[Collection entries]
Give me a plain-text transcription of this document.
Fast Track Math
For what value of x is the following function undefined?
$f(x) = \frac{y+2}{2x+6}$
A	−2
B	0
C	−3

■ Task brief ■
Retype the material in full, character for character.

■ Solution to the problem ■
Give me a plain-text transcription of this document.
Fast Track Math
For what value of x is the following function undefined?
$f(x) = \frac{y+2}{2x+6}$
A	−2
B	0
C	−3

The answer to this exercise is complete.